BEGIN

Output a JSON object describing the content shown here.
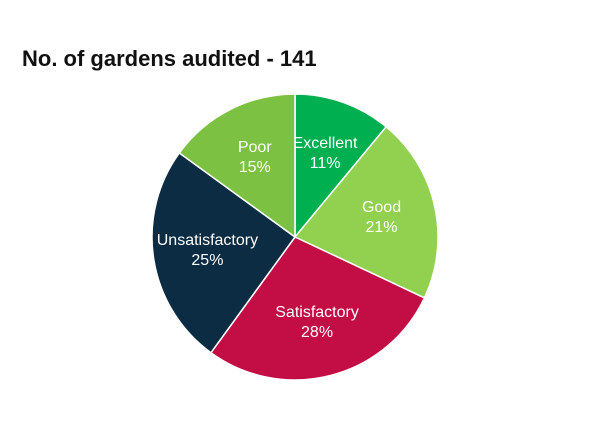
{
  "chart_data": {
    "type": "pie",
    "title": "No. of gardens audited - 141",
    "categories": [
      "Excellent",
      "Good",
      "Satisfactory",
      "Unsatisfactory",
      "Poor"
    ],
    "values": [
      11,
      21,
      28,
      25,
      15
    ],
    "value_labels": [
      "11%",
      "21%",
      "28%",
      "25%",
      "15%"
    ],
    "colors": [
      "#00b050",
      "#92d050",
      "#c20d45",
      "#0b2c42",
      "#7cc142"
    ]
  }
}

END
BEGIN

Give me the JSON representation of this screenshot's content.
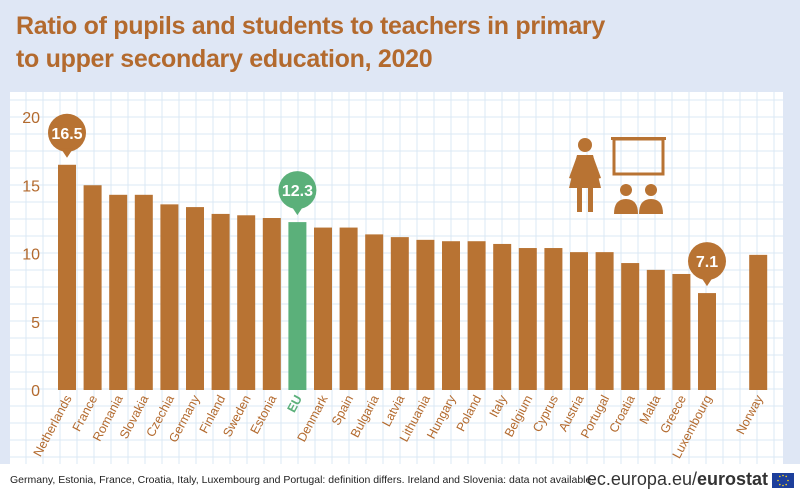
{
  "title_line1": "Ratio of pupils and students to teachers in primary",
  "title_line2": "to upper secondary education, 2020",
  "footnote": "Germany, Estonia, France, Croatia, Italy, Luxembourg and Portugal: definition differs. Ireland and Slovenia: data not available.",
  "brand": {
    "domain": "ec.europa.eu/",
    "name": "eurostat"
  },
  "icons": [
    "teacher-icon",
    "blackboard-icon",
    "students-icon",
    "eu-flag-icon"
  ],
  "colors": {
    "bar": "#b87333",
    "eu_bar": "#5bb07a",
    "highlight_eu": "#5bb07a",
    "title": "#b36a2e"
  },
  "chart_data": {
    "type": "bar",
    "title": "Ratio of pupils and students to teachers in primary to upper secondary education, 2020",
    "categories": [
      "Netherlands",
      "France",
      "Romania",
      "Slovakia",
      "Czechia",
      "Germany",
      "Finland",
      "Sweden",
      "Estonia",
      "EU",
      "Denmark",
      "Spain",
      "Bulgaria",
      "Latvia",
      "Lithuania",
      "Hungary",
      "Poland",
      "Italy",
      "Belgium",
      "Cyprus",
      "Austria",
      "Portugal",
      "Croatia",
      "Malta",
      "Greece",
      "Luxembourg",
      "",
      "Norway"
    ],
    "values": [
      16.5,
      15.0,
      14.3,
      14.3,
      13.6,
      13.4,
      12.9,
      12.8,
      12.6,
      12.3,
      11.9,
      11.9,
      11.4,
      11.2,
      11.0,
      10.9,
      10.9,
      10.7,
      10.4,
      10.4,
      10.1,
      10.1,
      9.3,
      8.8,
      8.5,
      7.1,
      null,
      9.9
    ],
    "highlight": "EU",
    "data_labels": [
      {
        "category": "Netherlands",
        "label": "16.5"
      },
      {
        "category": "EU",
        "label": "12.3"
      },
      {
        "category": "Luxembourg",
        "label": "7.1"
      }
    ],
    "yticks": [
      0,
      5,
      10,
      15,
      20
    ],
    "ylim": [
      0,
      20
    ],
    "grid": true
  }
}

END

_Problem requirements_. Pick each line holding the word "Netherlands" out of the listing.

_Output for this exercise_.
      "Netherlands",
        "category": "Netherlands",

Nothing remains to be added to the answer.